*Saved entries*.

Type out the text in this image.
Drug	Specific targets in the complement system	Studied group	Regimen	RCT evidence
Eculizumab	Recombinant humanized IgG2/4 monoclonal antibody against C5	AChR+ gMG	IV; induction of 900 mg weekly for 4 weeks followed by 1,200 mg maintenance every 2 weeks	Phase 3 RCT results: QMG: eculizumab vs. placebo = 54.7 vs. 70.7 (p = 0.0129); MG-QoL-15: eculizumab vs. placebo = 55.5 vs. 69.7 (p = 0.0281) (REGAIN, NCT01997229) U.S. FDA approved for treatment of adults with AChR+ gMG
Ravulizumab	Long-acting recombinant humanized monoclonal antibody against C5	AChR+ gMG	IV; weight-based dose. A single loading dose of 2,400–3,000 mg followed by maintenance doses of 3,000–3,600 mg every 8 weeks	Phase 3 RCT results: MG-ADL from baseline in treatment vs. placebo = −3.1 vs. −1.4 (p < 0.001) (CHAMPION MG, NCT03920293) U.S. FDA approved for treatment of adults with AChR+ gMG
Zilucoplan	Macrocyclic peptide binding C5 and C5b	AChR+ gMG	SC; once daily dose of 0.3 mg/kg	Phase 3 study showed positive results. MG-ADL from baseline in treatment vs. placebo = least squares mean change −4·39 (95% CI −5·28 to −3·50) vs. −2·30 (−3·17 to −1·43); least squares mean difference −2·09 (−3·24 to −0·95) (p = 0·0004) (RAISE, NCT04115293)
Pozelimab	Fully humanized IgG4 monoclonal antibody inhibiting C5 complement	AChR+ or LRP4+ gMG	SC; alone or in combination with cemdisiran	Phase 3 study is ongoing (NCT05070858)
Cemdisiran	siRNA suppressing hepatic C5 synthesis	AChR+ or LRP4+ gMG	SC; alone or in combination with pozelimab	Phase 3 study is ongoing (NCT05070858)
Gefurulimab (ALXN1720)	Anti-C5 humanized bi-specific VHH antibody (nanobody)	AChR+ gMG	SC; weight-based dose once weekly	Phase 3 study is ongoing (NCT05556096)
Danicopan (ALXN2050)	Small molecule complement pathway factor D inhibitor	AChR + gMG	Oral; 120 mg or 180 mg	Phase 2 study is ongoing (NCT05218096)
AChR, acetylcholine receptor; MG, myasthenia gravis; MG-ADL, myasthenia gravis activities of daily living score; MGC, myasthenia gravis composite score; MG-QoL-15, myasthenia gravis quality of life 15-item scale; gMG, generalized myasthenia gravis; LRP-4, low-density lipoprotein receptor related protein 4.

*WORK TO BE COMPLETED*. Copy each line from the records above that includes the string "once".

*ANSWER BOX*.
Zilucoplan	Macrocyclic peptide binding C5 and C5b	AChR+ gMG	SC; once daily dose of 0.3 mg/kg	Phase 3 study showed positive results. MG-ADL from baseline in treatment vs. placebo = least squares mean change −4·39 (95% CI −5·28 to −3·50) vs. −2·30 (−3·17 to −1·43); least squares mean difference −2·09 (−3·24 to −0·95) (p = 0·0004) (RAISE, NCT04115293)
Gefurulimab (ALXN1720)	Anti-C5 humanized bi-specific VHH antibody (nanobody)	AChR+ gMG	SC; weight-based dose once weekly	Phase 3 study is ongoing (NCT05556096)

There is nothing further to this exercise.